TASK INSTRUCTIONS »
Each entry below is to be printed verbatim.

+-------+

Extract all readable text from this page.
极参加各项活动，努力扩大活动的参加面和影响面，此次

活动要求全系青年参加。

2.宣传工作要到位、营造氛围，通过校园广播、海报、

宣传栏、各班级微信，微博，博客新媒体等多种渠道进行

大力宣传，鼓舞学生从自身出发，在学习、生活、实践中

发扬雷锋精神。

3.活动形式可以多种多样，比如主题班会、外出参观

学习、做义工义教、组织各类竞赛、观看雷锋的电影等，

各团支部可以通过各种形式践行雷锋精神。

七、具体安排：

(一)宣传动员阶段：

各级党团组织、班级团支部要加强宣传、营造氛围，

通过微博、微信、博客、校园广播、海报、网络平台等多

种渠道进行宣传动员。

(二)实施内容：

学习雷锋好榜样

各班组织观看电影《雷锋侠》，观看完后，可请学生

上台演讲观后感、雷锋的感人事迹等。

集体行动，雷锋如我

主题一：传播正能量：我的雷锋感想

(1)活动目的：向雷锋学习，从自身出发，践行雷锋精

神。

+-------+

EXERCISE RESPONSE »
Extract all readable text from this page.
极参加各项活动，努力扩大活动的参加面和影响面，此次

活动要求全系青年参加。

2.宣传工作要到位、营造氛围，通过校园广播、海报、

宣传栏、各班级微信，微博，博客新媒体等多种渠道进行

大力宣传，鼓舞学生从自身出发，在学习、生活、实践中

发扬雷锋精神。

3.活动形式可以多种多样，比如主题班会、外出参观

学习、做义工义教、组织各类竞赛、观看雷锋的电影等，

各团支部可以通过各种形式践行雷锋精神。

七、具体安排：

(一)宣传动员阶段：

各级党团组织、班级团支部要加强宣传、营造氛围，

通过微博、微信、博客、校园广播、海报、网络平台等多

种渠道进行宣传动员。

(二)实施内容：

学习雷锋好榜样

各班组织观看电影《雷锋侠》，观看完后，可请学生

上台演讲观后感、雷锋的感人事迹等。

集体行动，雷锋如我

主题一：传播正能量：我的雷锋感想

(1)活动目的：向雷锋学习，从自身出发，践行雷锋精

神。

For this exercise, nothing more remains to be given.